=== Requirement ===
Below this line is the material. Write out only its lines from the one containing "Read all visible content and emit it as JSON." through the one containing "Give me the", both kept, exactly.

=== Dataset ===
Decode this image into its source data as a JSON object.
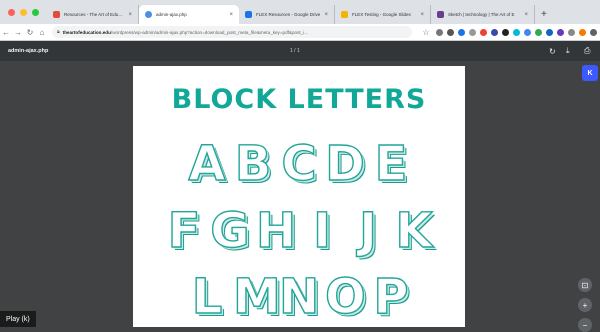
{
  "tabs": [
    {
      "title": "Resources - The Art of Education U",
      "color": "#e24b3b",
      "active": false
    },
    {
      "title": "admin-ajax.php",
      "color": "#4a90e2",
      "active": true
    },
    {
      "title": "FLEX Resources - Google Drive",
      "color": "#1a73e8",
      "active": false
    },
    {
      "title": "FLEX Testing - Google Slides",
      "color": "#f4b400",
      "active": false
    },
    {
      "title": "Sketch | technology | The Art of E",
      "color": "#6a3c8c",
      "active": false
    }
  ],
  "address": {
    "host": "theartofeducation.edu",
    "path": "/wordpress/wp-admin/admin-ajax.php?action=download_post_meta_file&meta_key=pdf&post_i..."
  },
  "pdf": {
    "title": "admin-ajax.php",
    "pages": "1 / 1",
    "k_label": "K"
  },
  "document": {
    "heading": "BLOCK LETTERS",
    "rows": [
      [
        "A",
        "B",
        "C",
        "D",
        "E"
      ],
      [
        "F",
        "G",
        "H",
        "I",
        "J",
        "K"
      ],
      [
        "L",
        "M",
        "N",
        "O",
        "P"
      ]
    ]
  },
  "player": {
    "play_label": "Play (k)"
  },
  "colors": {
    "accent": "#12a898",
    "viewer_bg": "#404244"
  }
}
--
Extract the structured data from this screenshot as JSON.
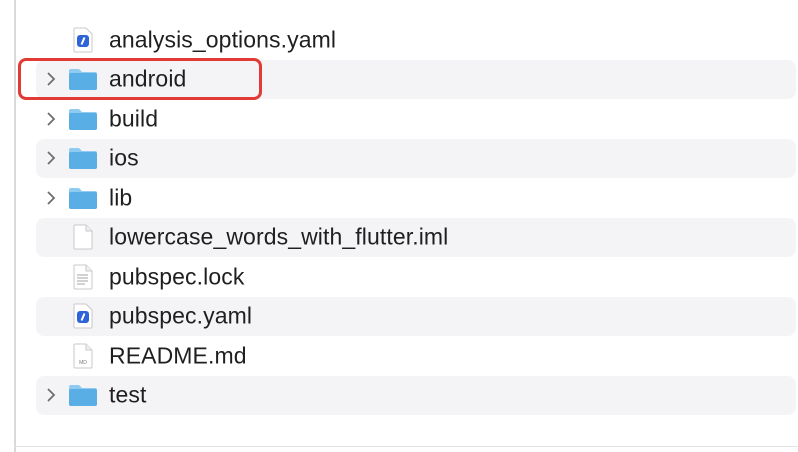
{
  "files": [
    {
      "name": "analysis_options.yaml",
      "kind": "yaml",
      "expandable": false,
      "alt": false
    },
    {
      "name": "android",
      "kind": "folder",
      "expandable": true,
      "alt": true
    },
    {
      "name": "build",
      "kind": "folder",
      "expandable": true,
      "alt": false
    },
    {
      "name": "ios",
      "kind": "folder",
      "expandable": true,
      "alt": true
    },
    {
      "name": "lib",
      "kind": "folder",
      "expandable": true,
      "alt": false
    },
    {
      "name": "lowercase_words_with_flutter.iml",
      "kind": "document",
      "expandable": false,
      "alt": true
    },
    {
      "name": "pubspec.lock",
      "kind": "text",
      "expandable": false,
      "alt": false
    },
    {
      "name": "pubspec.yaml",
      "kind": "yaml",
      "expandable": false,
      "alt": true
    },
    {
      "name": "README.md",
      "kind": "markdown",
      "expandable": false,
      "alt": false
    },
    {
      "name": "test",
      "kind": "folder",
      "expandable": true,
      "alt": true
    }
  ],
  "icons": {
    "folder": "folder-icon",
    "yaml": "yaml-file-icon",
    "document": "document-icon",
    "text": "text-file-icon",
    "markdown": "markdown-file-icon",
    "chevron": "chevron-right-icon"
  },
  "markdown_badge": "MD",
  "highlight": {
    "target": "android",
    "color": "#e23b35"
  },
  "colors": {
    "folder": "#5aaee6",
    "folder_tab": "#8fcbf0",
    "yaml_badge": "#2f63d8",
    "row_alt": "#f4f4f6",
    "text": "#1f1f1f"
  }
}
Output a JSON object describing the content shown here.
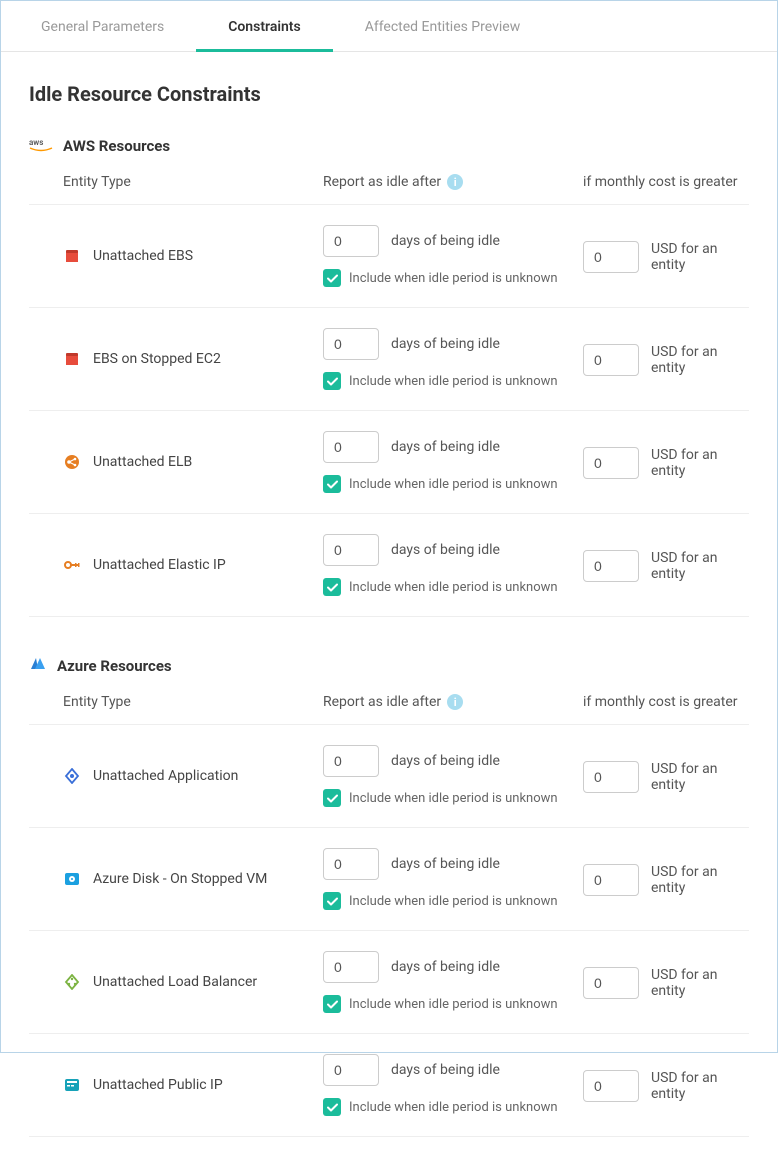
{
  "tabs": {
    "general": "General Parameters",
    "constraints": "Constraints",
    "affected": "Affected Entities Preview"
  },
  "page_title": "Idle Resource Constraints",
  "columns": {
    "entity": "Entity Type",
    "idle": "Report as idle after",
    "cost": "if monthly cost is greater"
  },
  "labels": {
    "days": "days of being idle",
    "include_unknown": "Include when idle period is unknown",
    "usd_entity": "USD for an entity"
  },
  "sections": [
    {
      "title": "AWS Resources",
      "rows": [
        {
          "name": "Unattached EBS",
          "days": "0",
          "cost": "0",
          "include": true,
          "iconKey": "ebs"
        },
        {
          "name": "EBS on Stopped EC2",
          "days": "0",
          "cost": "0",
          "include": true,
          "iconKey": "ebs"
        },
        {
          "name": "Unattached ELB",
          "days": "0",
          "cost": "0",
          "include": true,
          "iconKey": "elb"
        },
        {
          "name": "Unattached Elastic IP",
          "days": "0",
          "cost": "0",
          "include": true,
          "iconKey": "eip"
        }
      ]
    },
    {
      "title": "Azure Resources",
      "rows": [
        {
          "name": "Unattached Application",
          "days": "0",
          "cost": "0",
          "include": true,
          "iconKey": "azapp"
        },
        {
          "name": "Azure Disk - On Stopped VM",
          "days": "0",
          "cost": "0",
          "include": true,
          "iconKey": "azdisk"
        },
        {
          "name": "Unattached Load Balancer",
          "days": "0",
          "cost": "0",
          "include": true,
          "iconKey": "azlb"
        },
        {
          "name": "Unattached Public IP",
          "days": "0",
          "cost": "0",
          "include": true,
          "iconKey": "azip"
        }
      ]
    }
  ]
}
...
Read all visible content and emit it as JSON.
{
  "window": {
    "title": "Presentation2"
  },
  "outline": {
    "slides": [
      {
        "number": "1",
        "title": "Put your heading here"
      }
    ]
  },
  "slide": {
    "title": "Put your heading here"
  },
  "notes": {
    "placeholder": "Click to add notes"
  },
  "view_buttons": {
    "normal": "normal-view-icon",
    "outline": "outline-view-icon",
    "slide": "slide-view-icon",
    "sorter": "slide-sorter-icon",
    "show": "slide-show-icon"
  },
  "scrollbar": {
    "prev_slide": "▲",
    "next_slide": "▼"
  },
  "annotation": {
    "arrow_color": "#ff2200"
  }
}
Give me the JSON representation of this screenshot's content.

=== Response to the exercise ===
Read all visible content and emit it as JSON.
{
  "window": {
    "title": "Presentation2"
  },
  "outline": {
    "slides": [
      {
        "number": "1",
        "title": "Put your heading here"
      }
    ]
  },
  "slide": {
    "title": "Put your heading here"
  },
  "notes": {
    "placeholder": "Click to add notes"
  },
  "view_buttons": {
    "normal": "normal-view-icon",
    "outline": "outline-view-icon",
    "slide": "slide-view-icon",
    "sorter": "slide-sorter-icon",
    "show": "slide-show-icon"
  },
  "scrollbar": {
    "prev_slide": "▲",
    "next_slide": "▼"
  },
  "annotation": {
    "arrow_color": "#ff2200"
  }
}
Give me the JSON representation of this screenshot's content.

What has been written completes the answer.